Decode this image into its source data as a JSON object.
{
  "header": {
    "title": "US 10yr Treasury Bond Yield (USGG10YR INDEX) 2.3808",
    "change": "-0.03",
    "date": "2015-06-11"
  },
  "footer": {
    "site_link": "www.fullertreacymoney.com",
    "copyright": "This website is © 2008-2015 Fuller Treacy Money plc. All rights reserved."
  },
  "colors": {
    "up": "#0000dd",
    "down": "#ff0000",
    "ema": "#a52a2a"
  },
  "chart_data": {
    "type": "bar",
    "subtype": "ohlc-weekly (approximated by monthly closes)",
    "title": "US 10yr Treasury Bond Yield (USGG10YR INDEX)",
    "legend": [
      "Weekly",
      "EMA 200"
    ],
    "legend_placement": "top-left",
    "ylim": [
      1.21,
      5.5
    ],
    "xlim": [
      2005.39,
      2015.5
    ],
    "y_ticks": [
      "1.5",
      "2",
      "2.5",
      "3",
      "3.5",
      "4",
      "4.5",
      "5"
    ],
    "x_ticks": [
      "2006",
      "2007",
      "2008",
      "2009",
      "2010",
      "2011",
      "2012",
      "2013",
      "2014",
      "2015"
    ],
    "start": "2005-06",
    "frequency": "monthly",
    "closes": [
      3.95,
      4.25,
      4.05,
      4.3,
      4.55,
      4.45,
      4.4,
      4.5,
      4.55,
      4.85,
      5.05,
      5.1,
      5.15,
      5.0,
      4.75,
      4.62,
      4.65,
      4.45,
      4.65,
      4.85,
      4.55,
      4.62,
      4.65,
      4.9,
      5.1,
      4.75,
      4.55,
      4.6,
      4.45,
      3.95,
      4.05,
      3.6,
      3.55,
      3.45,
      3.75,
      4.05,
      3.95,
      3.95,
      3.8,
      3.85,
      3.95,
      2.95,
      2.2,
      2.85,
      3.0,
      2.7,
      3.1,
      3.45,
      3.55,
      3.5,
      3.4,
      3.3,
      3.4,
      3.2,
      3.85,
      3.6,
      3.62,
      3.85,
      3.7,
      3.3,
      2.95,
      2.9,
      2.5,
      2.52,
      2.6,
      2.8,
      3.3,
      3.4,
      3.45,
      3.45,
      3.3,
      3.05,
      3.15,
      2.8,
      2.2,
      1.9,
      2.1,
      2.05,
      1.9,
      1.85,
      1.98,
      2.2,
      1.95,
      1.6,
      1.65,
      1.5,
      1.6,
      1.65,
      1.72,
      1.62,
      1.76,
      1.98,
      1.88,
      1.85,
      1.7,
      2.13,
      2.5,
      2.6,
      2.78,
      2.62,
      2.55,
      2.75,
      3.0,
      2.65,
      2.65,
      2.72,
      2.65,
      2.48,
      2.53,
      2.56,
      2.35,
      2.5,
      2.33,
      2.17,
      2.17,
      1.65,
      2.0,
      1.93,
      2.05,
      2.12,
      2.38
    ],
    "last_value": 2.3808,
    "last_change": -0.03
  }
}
__________________________________________________
Task goal
Of the lines in the listing, how many hold the word "title"? Nothing but the number is needed.

Exercise response
2